── Record set ──

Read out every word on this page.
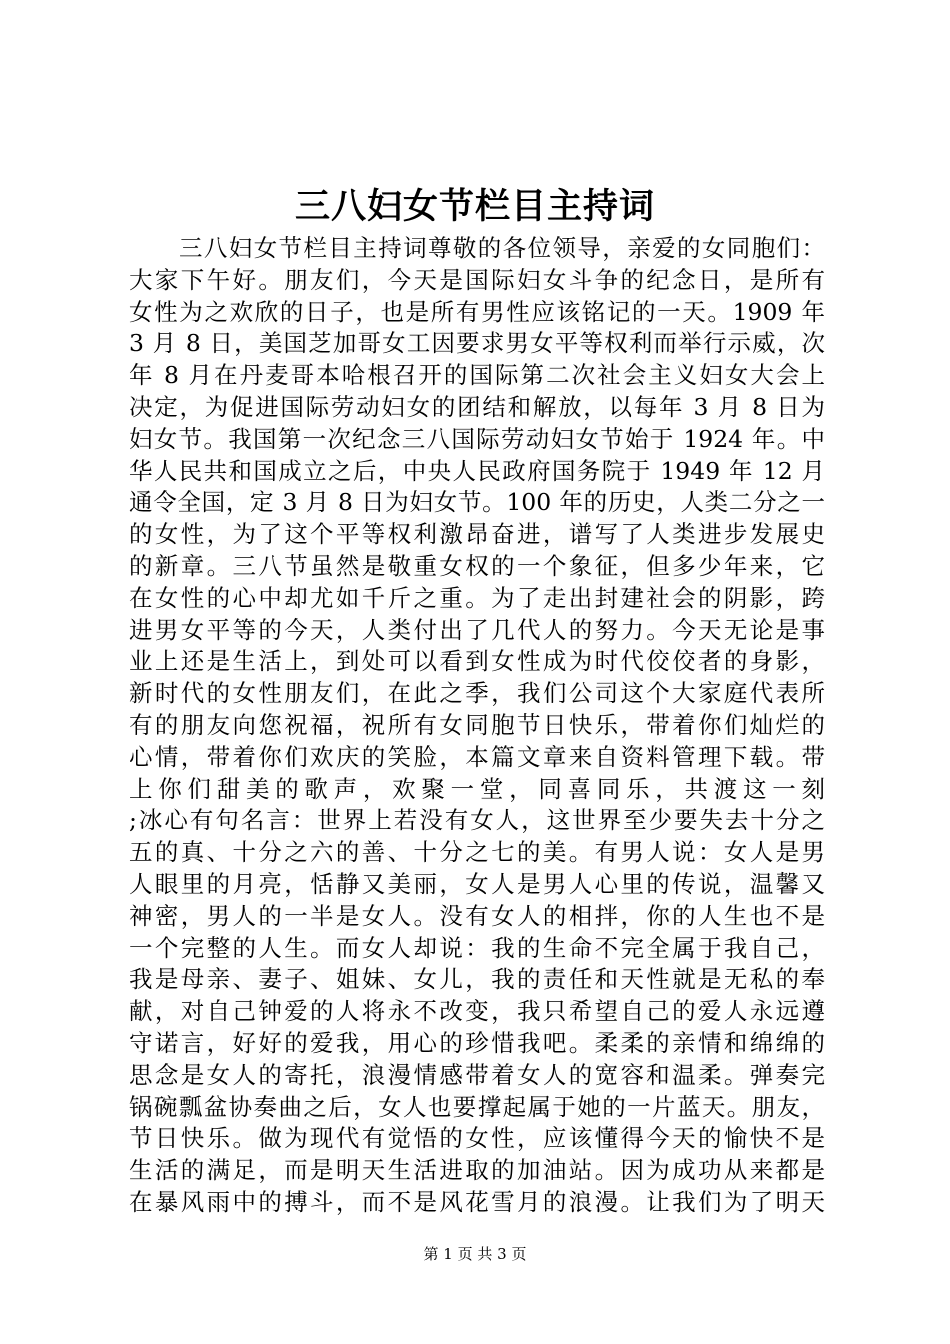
三八妇女节栏目主持词
三八妇女节栏目主持词尊敬的各位领导，亲爱的女同胞们：
大家下午好。朋友们，今天是国际妇女斗争的纪念日，是所有
女性为之欢欣的日子，也是所有男性应该铭记的一天。1909 年
3 月 8 日，美国芝加哥女工因要求男女平等权利而举行示威，次
年 8 月在丹麦哥本哈根召开的国际第二次社会主义妇女大会上
决定，为促进国际劳动妇女的团结和解放，以每年 3 月 8 日为
妇女节。我国第一次纪念三八国际劳动妇女节始于 1924 年。中
华人民共和国成立之后，中央人民政府国务院于 1949 年 12 月
通令全国，定 3 月 8 日为妇女节。100 年的历史，人类二分之一
的女性，为了这个平等权利激昂奋进，谱写了人类进步发展史
的新章。三八节虽然是敬重女权的一个象征，但多少年来，它
在女性的心中却尤如千斤之重。为了走出封建社会的阴影，跨
进男女平等的今天，人类付出了几代人的努力。今天无论是事
业上还是生活上，到处可以看到女性成为时代佼佼者的身影，
新时代的女性朋友们，在此之季，我们公司这个大家庭代表所
有的朋友向您祝福，祝所有女同胞节日快乐，带着你们灿烂的
心情，带着你们欢庆的笑脸，本篇文章来自资料管理下载。带
上你们甜美的歌声，欢聚一堂，同喜同乐，共渡这一刻
;冰心有句名言：世界上若没有女人，这世界至少要失去十分之
五的真、十分之六的善、十分之七的美。有男人说：女人是男
人眼里的月亮，恬静又美丽，女人是男人心里的传说，温馨又
神密，男人的一半是女人。没有女人的相拌，你的人生也不是
一个完整的人生。而女人却说：我的生命不完全属于我自己，
我是母亲、妻子、姐妹、女儿，我的责任和天性就是无私的奉
献，对自己钟爱的人将永不改变，我只希望自己的爱人永远遵
守诺言，好好的爱我，用心的珍惜我吧。柔柔的亲情和绵绵的
思念是女人的寄托，浪漫情感带着女人的宽容和温柔。弹奏完
锅碗瓢盆协奏曲之后，女人也要撑起属于她的一片蓝天。朋友，
节日快乐。做为现代有觉悟的女性，应该懂得今天的愉快不是
生活的满足，而是明天生活进取的加油站。因为成功从来都是
在暴风雨中的搏斗，而不是风花雪月的浪漫。让我们为了明天
第 1 页 共 3 页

───

Repeat all of the records verbatim, leaving out the pictures.

Result of this exercise:
Read out every word on this page.
三八妇女节栏目主持词
三八妇女节栏目主持词尊敬的各位领导，亲爱的女同胞们：
大家下午好。朋友们，今天是国际妇女斗争的纪念日，是所有
女性为之欢欣的日子，也是所有男性应该铭记的一天。1909 年
3 月 8 日，美国芝加哥女工因要求男女平等权利而举行示威，次
年 8 月在丹麦哥本哈根召开的国际第二次社会主义妇女大会上
决定，为促进国际劳动妇女的团结和解放，以每年 3 月 8 日为
妇女节。我国第一次纪念三八国际劳动妇女节始于 1924 年。中
华人民共和国成立之后，中央人民政府国务院于 1949 年 12 月
通令全国，定 3 月 8 日为妇女节。100 年的历史，人类二分之一
的女性，为了这个平等权利激昂奋进，谱写了人类进步发展史
的新章。三八节虽然是敬重女权的一个象征，但多少年来，它
在女性的心中却尤如千斤之重。为了走出封建社会的阴影，跨
进男女平等的今天，人类付出了几代人的努力。今天无论是事
业上还是生活上，到处可以看到女性成为时代佼佼者的身影，
新时代的女性朋友们，在此之季，我们公司这个大家庭代表所
有的朋友向您祝福，祝所有女同胞节日快乐，带着你们灿烂的
心情，带着你们欢庆的笑脸，本篇文章来自资料管理下载。带
上你们甜美的歌声，欢聚一堂，同喜同乐，共渡这一刻
;冰心有句名言：世界上若没有女人，这世界至少要失去十分之
五的真、十分之六的善、十分之七的美。有男人说：女人是男
人眼里的月亮，恬静又美丽，女人是男人心里的传说，温馨又
神密，男人的一半是女人。没有女人的相拌，你的人生也不是
一个完整的人生。而女人却说：我的生命不完全属于我自己，
我是母亲、妻子、姐妹、女儿，我的责任和天性就是无私的奉
献，对自己钟爱的人将永不改变，我只希望自己的爱人永远遵
守诺言，好好的爱我，用心的珍惜我吧。柔柔的亲情和绵绵的
思念是女人的寄托，浪漫情感带着女人的宽容和温柔。弹奏完
锅碗瓢盆协奏曲之后，女人也要撑起属于她的一片蓝天。朋友，
节日快乐。做为现代有觉悟的女性，应该懂得今天的愉快不是
生活的满足，而是明天生活进取的加油站。因为成功从来都是
在暴风雨中的搏斗，而不是风花雪月的浪漫。让我们为了明天
第 1 页 共 3 页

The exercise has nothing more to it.